■ Instructions for the task
Copy every entry word for word, but skip the pictures.

--- START ---

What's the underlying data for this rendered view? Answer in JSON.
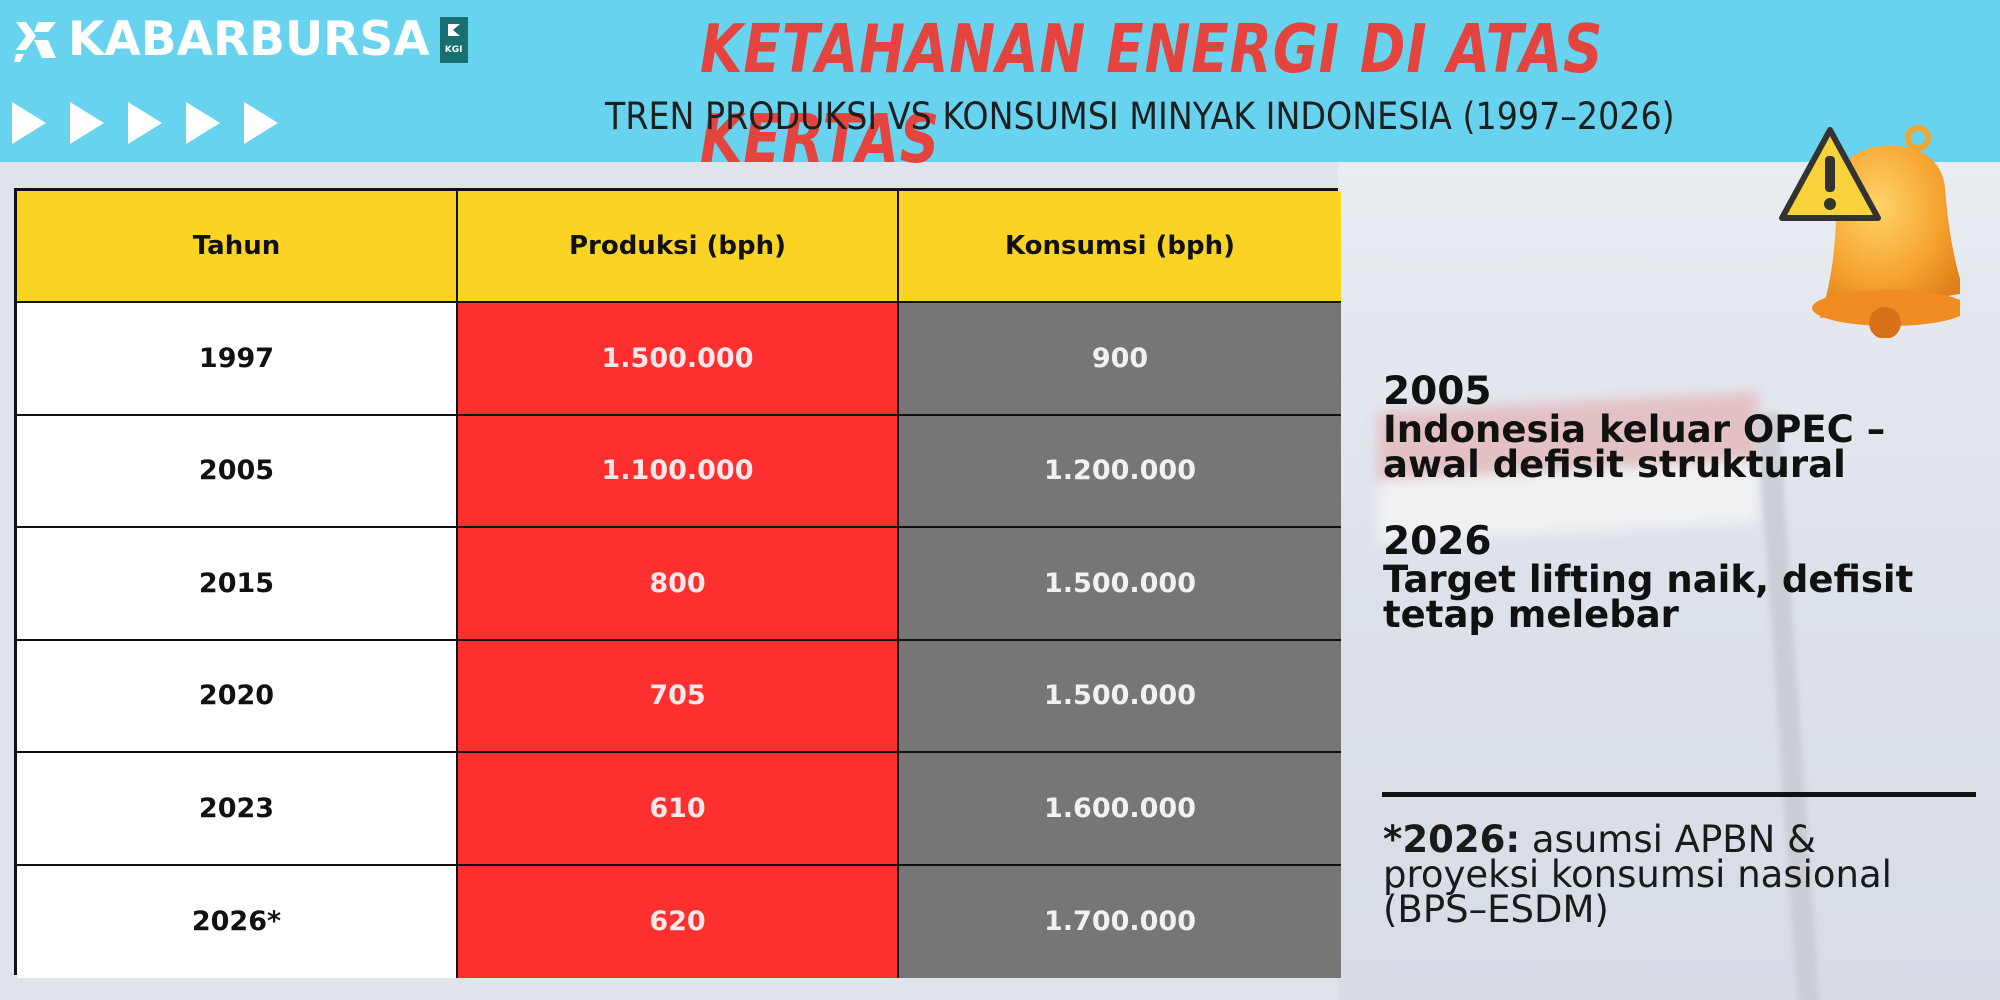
{
  "header": {
    "logo_text": "KABARBURSA",
    "logo_badge_text": "KGI",
    "title": "KETAHANAN ENERGI DI ATAS KERTAS",
    "subtitle": "TREN PRODUKSI VS KONSUMSI MINYAK INDONESIA (1997–2026)",
    "background_color": "#67d3ef",
    "title_color": "#e5433d",
    "arrow_icons": [
      "play-arrow-icon",
      "play-arrow-icon",
      "play-arrow-icon",
      "play-arrow-icon",
      "play-arrow-icon"
    ]
  },
  "table": {
    "headers": [
      "Tahun",
      "Produksi (bph)",
      "Konsumsi (bph)"
    ],
    "rows": [
      {
        "year": "1997",
        "production": "1.500.000",
        "consumption": "900"
      },
      {
        "year": "2005",
        "production": "1.100.000",
        "consumption": "1.200.000"
      },
      {
        "year": "2015",
        "production": "800",
        "consumption": "1.500.000"
      },
      {
        "year": "2020",
        "production": "705",
        "consumption": "1.500.000"
      },
      {
        "year": "2023",
        "production": "610",
        "consumption": "1.600.000"
      },
      {
        "year": "2026*",
        "production": "620",
        "consumption": "1.700.000"
      }
    ],
    "colors": {
      "header": "#fbd322",
      "production": "#fe2f2f",
      "consumption": "#767676"
    }
  },
  "notes": [
    {
      "year": "2005",
      "text": "Indonesia keluar OPEC – awal defisit struktural"
    },
    {
      "year": "2026",
      "text": "Target lifting naik, defisit tetap melebar"
    }
  ],
  "footnote": {
    "label": "*2026:",
    "text": " asumsi APBN & proyeksi konsumsi nasional (BPS–ESDM)"
  },
  "icons": {
    "warning": "warning-triangle-icon",
    "bell": "bell-icon"
  }
}
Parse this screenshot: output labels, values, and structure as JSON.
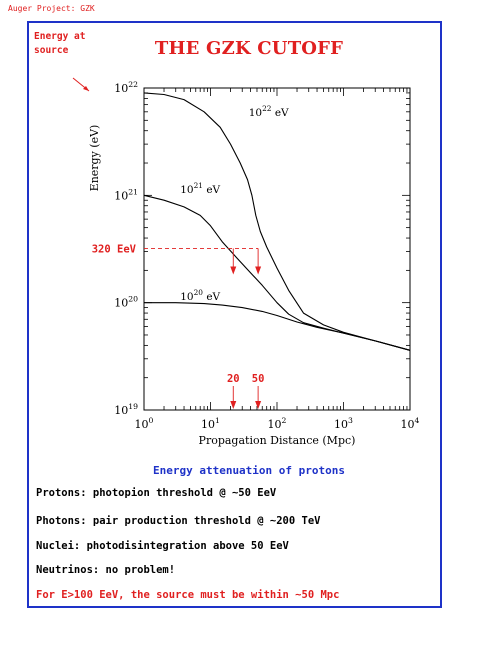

--- END ---

■ Solution to this task
What's the underlying data for this rendered view? Answer in JSON.
{
  "header": {
    "logo_text": "KABARBURSA",
    "logo_badge_text": "KGI",
    "title": "KETAHANAN ENERGI DI ATAS KERTAS",
    "subtitle": "TREN PRODUKSI VS KONSUMSI MINYAK INDONESIA (1997–2026)",
    "background_color": "#67d3ef",
    "title_color": "#e5433d",
    "arrow_icons": [
      "play-arrow-icon",
      "play-arrow-icon",
      "play-arrow-icon",
      "play-arrow-icon",
      "play-arrow-icon"
    ]
  },
  "table": {
    "headers": [
      "Tahun",
      "Produksi (bph)",
      "Konsumsi (bph)"
    ],
    "rows": [
      {
        "year": "1997",
        "production": "1.500.000",
        "consumption": "900"
      },
      {
        "year": "2005",
        "production": "1.100.000",
        "consumption": "1.200.000"
      },
      {
        "year": "2015",
        "production": "800",
        "consumption": "1.500.000"
      },
      {
        "year": "2020",
        "production": "705",
        "consumption": "1.500.000"
      },
      {
        "year": "2023",
        "production": "610",
        "consumption": "1.600.000"
      },
      {
        "year": "2026*",
        "production": "620",
        "consumption": "1.700.000"
      }
    ],
    "colors": {
      "header": "#fbd322",
      "production": "#fe2f2f",
      "consumption": "#767676"
    }
  },
  "notes": [
    {
      "year": "2005",
      "text": "Indonesia keluar OPEC – awal defisit struktural"
    },
    {
      "year": "2026",
      "text": "Target lifting naik, defisit tetap melebar"
    }
  ],
  "footnote": {
    "label": "*2026:",
    "text": " asumsi APBN & proyeksi konsumsi nasional (BPS–ESDM)"
  },
  "icons": {
    "warning": "warning-triangle-icon",
    "bell": "bell-icon"
  }
}
Parse this screenshot: output labels, values, and structure as JSON.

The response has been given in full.